→ **Task goal**: Please transcribe the records precisely; pictures stay out of your copy.

→ **Input records**:
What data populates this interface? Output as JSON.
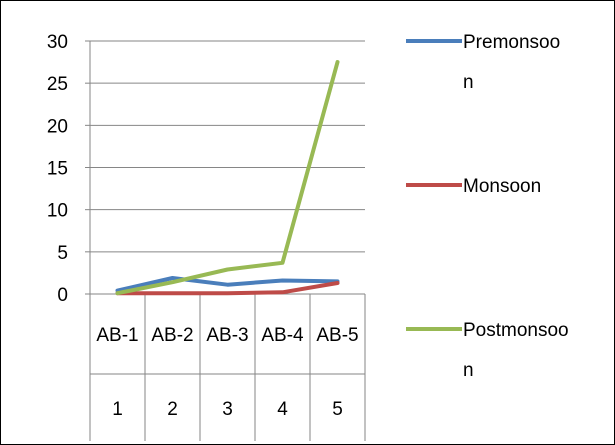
{
  "chart_data": {
    "type": "line",
    "title": "",
    "xlabel": "",
    "ylabel": "",
    "categories": [
      "AB-1",
      "AB-2",
      "AB-3",
      "AB-4",
      "AB-5"
    ],
    "category_numbers": [
      "1",
      "2",
      "3",
      "4",
      "5"
    ],
    "ylim": [
      0,
      30
    ],
    "yticks": [
      "0",
      "5",
      "10",
      "15",
      "20",
      "25",
      "30"
    ],
    "grid": true,
    "legend_position": "right",
    "series": [
      {
        "name_lines": [
          "Premonsoo",
          "n"
        ],
        "color": "#4a7ebb",
        "values": [
          0.4,
          1.9,
          1.1,
          1.6,
          1.5
        ]
      },
      {
        "name_lines": [
          "Monsoon"
        ],
        "color": "#be4b48",
        "values": [
          0.1,
          0.1,
          0.1,
          0.2,
          1.3
        ]
      },
      {
        "name_lines": [
          "Postmonsoo",
          "n"
        ],
        "color": "#98b954",
        "values": [
          0.1,
          1.4,
          2.9,
          3.7,
          27.5
        ]
      }
    ]
  }
}
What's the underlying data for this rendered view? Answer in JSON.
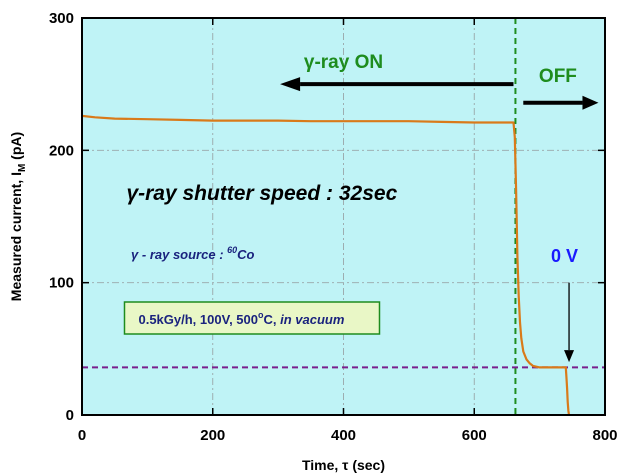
{
  "chart_data": {
    "type": "line",
    "xlabel": "Time, τ (sec)",
    "ylabel": "Measured current, I_M (pA)",
    "xlim": [
      0,
      800
    ],
    "ylim": [
      0,
      300
    ],
    "x_ticks": [
      0,
      200,
      400,
      600,
      800
    ],
    "y_ticks": [
      0,
      100,
      200,
      300
    ],
    "grid": true,
    "background_color": "#bff3f6",
    "series": [
      {
        "color": "#d97a1a",
        "x": [
          0,
          20,
          50,
          100,
          150,
          200,
          250,
          300,
          350,
          400,
          450,
          500,
          550,
          600,
          640,
          660,
          662,
          664,
          666,
          668,
          670,
          672,
          675,
          680,
          685,
          690,
          700,
          710,
          720,
          730,
          740,
          741,
          742,
          743,
          744,
          745
        ],
        "y": [
          226,
          225,
          224,
          223.5,
          223,
          222.5,
          222.5,
          222.5,
          222,
          222,
          222,
          222,
          221.5,
          221,
          221,
          221,
          210,
          170,
          120,
          90,
          70,
          58,
          48,
          42,
          39,
          37,
          36,
          36,
          36,
          36,
          36,
          29,
          20,
          10,
          3,
          0
        ]
      }
    ],
    "reference_lines": [
      {
        "orientation": "vertical",
        "x": 663,
        "color": "#1e8c1e",
        "style": "dashed"
      },
      {
        "orientation": "horizontal",
        "y": 36,
        "color": "#7a1e8c",
        "style": "dashed"
      }
    ],
    "annotations": {
      "gamma_on": {
        "text": "γ-ray ON",
        "color": "#1e8c1e",
        "arrow_from": 660,
        "arrow_to": 303,
        "arrow_y": 250
      },
      "off": {
        "text": "OFF",
        "color": "#1e8c1e",
        "arrow_from": 675,
        "arrow_to": 790,
        "arrow_y": 236
      },
      "shutter": {
        "text": "γ-ray shutter speed : 32sec",
        "color": "#000000"
      },
      "source": {
        "text_prefix": "γ - ray source : ",
        "superscript": "60",
        "text_suffix": "Co",
        "color": "#1a237e"
      },
      "conditions": {
        "text_main": "0.5kGy/h, 100V, 500",
        "degree": "o",
        "text_c": "C, ",
        "text_italic": "in vacuum",
        "color": "#1a237e",
        "box_fill": "#e9f7c6",
        "box_border": "#1e8c1e"
      },
      "zero_v": {
        "text": "0 V",
        "color": "#1a1aff",
        "arrow_x": 745,
        "arrow_from_y": 100,
        "arrow_to_y": 40
      }
    }
  }
}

→ **Reply to the exercise**:
What data populates this interface? Output as JSON.
{
  "chart_data": {
    "type": "line",
    "title": "",
    "xlabel": "",
    "ylabel": "",
    "categories": [
      "AB-1",
      "AB-2",
      "AB-3",
      "AB-4",
      "AB-5"
    ],
    "category_numbers": [
      "1",
      "2",
      "3",
      "4",
      "5"
    ],
    "ylim": [
      0,
      30
    ],
    "yticks": [
      "0",
      "5",
      "10",
      "15",
      "20",
      "25",
      "30"
    ],
    "grid": true,
    "legend_position": "right",
    "series": [
      {
        "name_lines": [
          "Premonsoo",
          "n"
        ],
        "color": "#4a7ebb",
        "values": [
          0.4,
          1.9,
          1.1,
          1.6,
          1.5
        ]
      },
      {
        "name_lines": [
          "Monsoon"
        ],
        "color": "#be4b48",
        "values": [
          0.1,
          0.1,
          0.1,
          0.2,
          1.3
        ]
      },
      {
        "name_lines": [
          "Postmonsoo",
          "n"
        ],
        "color": "#98b954",
        "values": [
          0.1,
          1.4,
          2.9,
          3.7,
          27.5
        ]
      }
    ]
  }
}
What's the underlying data for this rendered view? Answer in JSON.
{
  "chart_data": {
    "type": "line",
    "xlabel": "Time, τ (sec)",
    "ylabel": "Measured current, I_M (pA)",
    "xlim": [
      0,
      800
    ],
    "ylim": [
      0,
      300
    ],
    "x_ticks": [
      0,
      200,
      400,
      600,
      800
    ],
    "y_ticks": [
      0,
      100,
      200,
      300
    ],
    "grid": true,
    "background_color": "#bff3f6",
    "series": [
      {
        "color": "#d97a1a",
        "x": [
          0,
          20,
          50,
          100,
          150,
          200,
          250,
          300,
          350,
          400,
          450,
          500,
          550,
          600,
          640,
          660,
          662,
          664,
          666,
          668,
          670,
          672,
          675,
          680,
          685,
          690,
          700,
          710,
          720,
          730,
          740,
          741,
          742,
          743,
          744,
          745
        ],
        "y": [
          226,
          225,
          224,
          223.5,
          223,
          222.5,
          222.5,
          222.5,
          222,
          222,
          222,
          222,
          221.5,
          221,
          221,
          221,
          210,
          170,
          120,
          90,
          70,
          58,
          48,
          42,
          39,
          37,
          36,
          36,
          36,
          36,
          36,
          29,
          20,
          10,
          3,
          0
        ]
      }
    ],
    "reference_lines": [
      {
        "orientation": "vertical",
        "x": 663,
        "color": "#1e8c1e",
        "style": "dashed"
      },
      {
        "orientation": "horizontal",
        "y": 36,
        "color": "#7a1e8c",
        "style": "dashed"
      }
    ],
    "annotations": {
      "gamma_on": {
        "text": "γ-ray ON",
        "color": "#1e8c1e",
        "arrow_from": 660,
        "arrow_to": 303,
        "arrow_y": 250
      },
      "off": {
        "text": "OFF",
        "color": "#1e8c1e",
        "arrow_from": 675,
        "arrow_to": 790,
        "arrow_y": 236
      },
      "shutter": {
        "text": "γ-ray shutter speed : 32sec",
        "color": "#000000"
      },
      "source": {
        "text_prefix": "γ - ray source : ",
        "superscript": "60",
        "text_suffix": "Co",
        "color": "#1a237e"
      },
      "conditions": {
        "text_main": "0.5kGy/h, 100V, 500",
        "degree": "o",
        "text_c": "C, ",
        "text_italic": "in vacuum",
        "color": "#1a237e",
        "box_fill": "#e9f7c6",
        "box_border": "#1e8c1e"
      },
      "zero_v": {
        "text": "0 V",
        "color": "#1a1aff",
        "arrow_x": 745,
        "arrow_from_y": 100,
        "arrow_to_y": 40
      }
    }
  }
}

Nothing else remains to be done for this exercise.